### Exercise task
Write out the whole listing exactly as it stands.

### Saved data entries
--- Begin ---

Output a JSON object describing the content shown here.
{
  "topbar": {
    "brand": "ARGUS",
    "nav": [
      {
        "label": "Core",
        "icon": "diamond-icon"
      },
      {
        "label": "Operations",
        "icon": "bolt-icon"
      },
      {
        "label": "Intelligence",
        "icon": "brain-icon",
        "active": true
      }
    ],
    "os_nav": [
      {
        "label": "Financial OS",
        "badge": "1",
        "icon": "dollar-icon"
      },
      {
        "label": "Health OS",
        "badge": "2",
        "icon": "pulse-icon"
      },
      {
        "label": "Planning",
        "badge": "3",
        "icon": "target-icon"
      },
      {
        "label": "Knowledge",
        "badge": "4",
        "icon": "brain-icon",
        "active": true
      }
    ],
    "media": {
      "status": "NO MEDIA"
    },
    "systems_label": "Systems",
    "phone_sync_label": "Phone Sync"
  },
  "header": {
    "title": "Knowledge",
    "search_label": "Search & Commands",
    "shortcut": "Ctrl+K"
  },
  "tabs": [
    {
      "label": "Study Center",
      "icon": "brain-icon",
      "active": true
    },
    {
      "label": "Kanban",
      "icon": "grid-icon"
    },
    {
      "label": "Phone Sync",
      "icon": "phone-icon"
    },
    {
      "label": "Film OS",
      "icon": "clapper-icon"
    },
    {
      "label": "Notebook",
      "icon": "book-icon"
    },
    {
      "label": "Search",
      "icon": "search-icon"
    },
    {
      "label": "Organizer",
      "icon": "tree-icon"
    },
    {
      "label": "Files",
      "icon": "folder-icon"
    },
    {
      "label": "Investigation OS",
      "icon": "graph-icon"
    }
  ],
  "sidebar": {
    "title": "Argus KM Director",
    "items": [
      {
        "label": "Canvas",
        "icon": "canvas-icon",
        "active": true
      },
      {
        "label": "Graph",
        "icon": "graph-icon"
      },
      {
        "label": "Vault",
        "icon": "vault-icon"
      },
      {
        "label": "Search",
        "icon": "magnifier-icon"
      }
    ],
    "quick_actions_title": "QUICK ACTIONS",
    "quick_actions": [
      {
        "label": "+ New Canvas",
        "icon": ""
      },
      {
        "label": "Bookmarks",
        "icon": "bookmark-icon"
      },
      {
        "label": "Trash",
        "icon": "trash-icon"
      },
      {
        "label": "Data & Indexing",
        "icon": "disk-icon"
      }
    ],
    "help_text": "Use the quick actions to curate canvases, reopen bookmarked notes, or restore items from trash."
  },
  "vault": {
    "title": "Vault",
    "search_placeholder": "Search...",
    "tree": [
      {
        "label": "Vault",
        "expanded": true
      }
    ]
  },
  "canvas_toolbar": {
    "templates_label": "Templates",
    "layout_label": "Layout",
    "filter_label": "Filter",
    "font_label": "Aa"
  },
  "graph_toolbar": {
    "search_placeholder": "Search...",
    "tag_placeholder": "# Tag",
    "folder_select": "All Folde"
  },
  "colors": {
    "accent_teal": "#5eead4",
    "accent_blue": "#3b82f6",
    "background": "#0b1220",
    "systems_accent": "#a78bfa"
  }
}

--- End ---

### Written solution
Output a JSON object describing the content shown here.
{
  "topbar": {
    "brand": "ARGUS",
    "nav": [
      {
        "label": "Core",
        "icon": "diamond-icon"
      },
      {
        "label": "Operations",
        "icon": "bolt-icon"
      },
      {
        "label": "Intelligence",
        "icon": "brain-icon",
        "active": true
      }
    ],
    "os_nav": [
      {
        "label": "Financial OS",
        "badge": "1",
        "icon": "dollar-icon"
      },
      {
        "label": "Health OS",
        "badge": "2",
        "icon": "pulse-icon"
      },
      {
        "label": "Planning",
        "badge": "3",
        "icon": "target-icon"
      },
      {
        "label": "Knowledge",
        "badge": "4",
        "icon": "brain-icon",
        "active": true
      }
    ],
    "media": {
      "status": "NO MEDIA"
    },
    "systems_label": "Systems",
    "phone_sync_label": "Phone Sync"
  },
  "header": {
    "title": "Knowledge",
    "search_label": "Search & Commands",
    "shortcut": "Ctrl+K"
  },
  "tabs": [
    {
      "label": "Study Center",
      "icon": "brain-icon",
      "active": true
    },
    {
      "label": "Kanban",
      "icon": "grid-icon"
    },
    {
      "label": "Phone Sync",
      "icon": "phone-icon"
    },
    {
      "label": "Film OS",
      "icon": "clapper-icon"
    },
    {
      "label": "Notebook",
      "icon": "book-icon"
    },
    {
      "label": "Search",
      "icon": "search-icon"
    },
    {
      "label": "Organizer",
      "icon": "tree-icon"
    },
    {
      "label": "Files",
      "icon": "folder-icon"
    },
    {
      "label": "Investigation OS",
      "icon": "graph-icon"
    }
  ],
  "sidebar": {
    "title": "Argus KM Director",
    "items": [
      {
        "label": "Canvas",
        "icon": "canvas-icon",
        "active": true
      },
      {
        "label": "Graph",
        "icon": "graph-icon"
      },
      {
        "label": "Vault",
        "icon": "vault-icon"
      },
      {
        "label": "Search",
        "icon": "magnifier-icon"
      }
    ],
    "quick_actions_title": "QUICK ACTIONS",
    "quick_actions": [
      {
        "label": "+ New Canvas",
        "icon": ""
      },
      {
        "label": "Bookmarks",
        "icon": "bookmark-icon"
      },
      {
        "label": "Trash",
        "icon": "trash-icon"
      },
      {
        "label": "Data & Indexing",
        "icon": "disk-icon"
      }
    ],
    "help_text": "Use the quick actions to curate canvases, reopen bookmarked notes, or restore items from trash."
  },
  "vault": {
    "title": "Vault",
    "search_placeholder": "Search...",
    "tree": [
      {
        "label": "Vault",
        "expanded": true
      }
    ]
  },
  "canvas_toolbar": {
    "templates_label": "Templates",
    "layout_label": "Layout",
    "filter_label": "Filter",
    "font_label": "Aa"
  },
  "graph_toolbar": {
    "search_placeholder": "Search...",
    "tag_placeholder": "# Tag",
    "folder_select": "All Folde"
  },
  "colors": {
    "accent_teal": "#5eead4",
    "accent_blue": "#3b82f6",
    "background": "#0b1220",
    "systems_accent": "#a78bfa"
  }
}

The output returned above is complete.